Instructions for the task: Each record below should be repeated precisely as written.

Supplied material:
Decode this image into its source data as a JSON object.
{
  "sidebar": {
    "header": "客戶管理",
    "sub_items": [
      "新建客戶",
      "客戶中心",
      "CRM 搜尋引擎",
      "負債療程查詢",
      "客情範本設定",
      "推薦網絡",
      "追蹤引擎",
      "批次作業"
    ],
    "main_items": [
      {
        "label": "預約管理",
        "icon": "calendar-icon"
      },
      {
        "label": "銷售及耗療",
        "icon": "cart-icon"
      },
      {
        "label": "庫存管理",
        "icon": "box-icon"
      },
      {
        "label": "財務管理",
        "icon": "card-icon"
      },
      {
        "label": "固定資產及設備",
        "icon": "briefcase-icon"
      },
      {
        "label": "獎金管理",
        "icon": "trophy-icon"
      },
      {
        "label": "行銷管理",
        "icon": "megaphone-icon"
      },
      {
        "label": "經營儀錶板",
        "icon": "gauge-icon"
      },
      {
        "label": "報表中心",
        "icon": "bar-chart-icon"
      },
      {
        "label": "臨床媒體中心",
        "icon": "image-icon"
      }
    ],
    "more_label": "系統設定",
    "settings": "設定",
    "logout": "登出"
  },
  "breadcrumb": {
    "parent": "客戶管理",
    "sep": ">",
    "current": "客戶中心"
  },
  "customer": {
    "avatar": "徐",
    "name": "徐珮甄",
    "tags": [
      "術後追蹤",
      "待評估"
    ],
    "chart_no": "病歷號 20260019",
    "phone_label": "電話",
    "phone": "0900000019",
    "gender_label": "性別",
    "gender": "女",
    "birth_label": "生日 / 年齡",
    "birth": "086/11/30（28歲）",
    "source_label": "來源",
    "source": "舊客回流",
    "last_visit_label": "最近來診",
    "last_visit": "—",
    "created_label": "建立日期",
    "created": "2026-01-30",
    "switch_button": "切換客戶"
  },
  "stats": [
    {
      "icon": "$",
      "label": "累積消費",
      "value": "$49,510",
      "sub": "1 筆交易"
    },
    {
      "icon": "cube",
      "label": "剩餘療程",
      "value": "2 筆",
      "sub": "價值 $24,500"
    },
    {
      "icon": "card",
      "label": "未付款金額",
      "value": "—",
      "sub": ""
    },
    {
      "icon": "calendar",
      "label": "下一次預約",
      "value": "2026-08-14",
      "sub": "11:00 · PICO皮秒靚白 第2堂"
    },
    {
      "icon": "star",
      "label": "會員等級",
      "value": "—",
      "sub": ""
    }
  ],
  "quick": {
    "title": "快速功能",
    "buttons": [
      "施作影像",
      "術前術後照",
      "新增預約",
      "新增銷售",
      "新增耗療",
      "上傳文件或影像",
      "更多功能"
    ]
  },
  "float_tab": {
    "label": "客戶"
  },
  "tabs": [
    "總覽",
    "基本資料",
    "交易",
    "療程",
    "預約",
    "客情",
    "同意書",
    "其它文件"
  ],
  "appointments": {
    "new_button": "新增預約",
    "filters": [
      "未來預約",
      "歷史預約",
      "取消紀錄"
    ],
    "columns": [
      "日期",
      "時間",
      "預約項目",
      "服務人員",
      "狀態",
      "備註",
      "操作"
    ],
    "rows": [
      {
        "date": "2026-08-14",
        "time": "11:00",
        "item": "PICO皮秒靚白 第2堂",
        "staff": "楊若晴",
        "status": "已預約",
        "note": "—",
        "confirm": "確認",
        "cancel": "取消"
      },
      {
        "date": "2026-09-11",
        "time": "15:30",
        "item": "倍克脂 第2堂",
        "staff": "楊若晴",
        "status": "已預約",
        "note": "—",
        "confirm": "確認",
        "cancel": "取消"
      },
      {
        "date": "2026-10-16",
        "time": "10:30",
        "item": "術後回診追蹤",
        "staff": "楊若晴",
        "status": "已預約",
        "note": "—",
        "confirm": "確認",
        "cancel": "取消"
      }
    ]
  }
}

Written solution:
Decode this image into its source data as a JSON object.
{
  "sidebar": {
    "header": "客戶管理",
    "sub_items": [
      "新建客戶",
      "客戶中心",
      "CRM 搜尋引擎",
      "負債療程查詢",
      "客情範本設定",
      "推薦網絡",
      "追蹤引擎",
      "批次作業"
    ],
    "main_items": [
      {
        "label": "預約管理",
        "icon": "calendar-icon"
      },
      {
        "label": "銷售及耗療",
        "icon": "cart-icon"
      },
      {
        "label": "庫存管理",
        "icon": "box-icon"
      },
      {
        "label": "財務管理",
        "icon": "card-icon"
      },
      {
        "label": "固定資產及設備",
        "icon": "briefcase-icon"
      },
      {
        "label": "獎金管理",
        "icon": "trophy-icon"
      },
      {
        "label": "行銷管理",
        "icon": "megaphone-icon"
      },
      {
        "label": "經營儀錶板",
        "icon": "gauge-icon"
      },
      {
        "label": "報表中心",
        "icon": "bar-chart-icon"
      },
      {
        "label": "臨床媒體中心",
        "icon": "image-icon"
      }
    ],
    "more_label": "系統設定",
    "settings": "設定",
    "logout": "登出"
  },
  "breadcrumb": {
    "parent": "客戶管理",
    "sep": ">",
    "current": "客戶中心"
  },
  "customer": {
    "avatar": "徐",
    "name": "徐珮甄",
    "tags": [
      "術後追蹤",
      "待評估"
    ],
    "chart_no": "病歷號 20260019",
    "phone_label": "電話",
    "phone": "0900000019",
    "gender_label": "性別",
    "gender": "女",
    "birth_label": "生日 / 年齡",
    "birth": "086/11/30（28歲）",
    "source_label": "來源",
    "source": "舊客回流",
    "last_visit_label": "最近來診",
    "last_visit": "—",
    "created_label": "建立日期",
    "created": "2026-01-30",
    "switch_button": "切換客戶"
  },
  "stats": [
    {
      "icon": "$",
      "label": "累積消費",
      "value": "$49,510",
      "sub": "1 筆交易"
    },
    {
      "icon": "cube",
      "label": "剩餘療程",
      "value": "2 筆",
      "sub": "價值 $24,500"
    },
    {
      "icon": "card",
      "label": "未付款金額",
      "value": "—",
      "sub": ""
    },
    {
      "icon": "calendar",
      "label": "下一次預約",
      "value": "2026-08-14",
      "sub": "11:00 · PICO皮秒靚白 第2堂"
    },
    {
      "icon": "star",
      "label": "會員等級",
      "value": "—",
      "sub": ""
    }
  ],
  "quick": {
    "title": "快速功能",
    "buttons": [
      "施作影像",
      "術前術後照",
      "新增預約",
      "新增銷售",
      "新增耗療",
      "上傳文件或影像",
      "更多功能"
    ]
  },
  "float_tab": {
    "label": "客戶"
  },
  "tabs": [
    "總覽",
    "基本資料",
    "交易",
    "療程",
    "預約",
    "客情",
    "同意書",
    "其它文件"
  ],
  "appointments": {
    "new_button": "新增預約",
    "filters": [
      "未來預約",
      "歷史預約",
      "取消紀錄"
    ],
    "columns": [
      "日期",
      "時間",
      "預約項目",
      "服務人員",
      "狀態",
      "備註",
      "操作"
    ],
    "rows": [
      {
        "date": "2026-08-14",
        "time": "11:00",
        "item": "PICO皮秒靚白 第2堂",
        "staff": "楊若晴",
        "status": "已預約",
        "note": "—",
        "confirm": "確認",
        "cancel": "取消"
      },
      {
        "date": "2026-09-11",
        "time": "15:30",
        "item": "倍克脂 第2堂",
        "staff": "楊若晴",
        "status": "已預約",
        "note": "—",
        "confirm": "確認",
        "cancel": "取消"
      },
      {
        "date": "2026-10-16",
        "time": "10:30",
        "item": "術後回診追蹤",
        "staff": "楊若晴",
        "status": "已預約",
        "note": "—",
        "confirm": "確認",
        "cancel": "取消"
      }
    ]
  }
}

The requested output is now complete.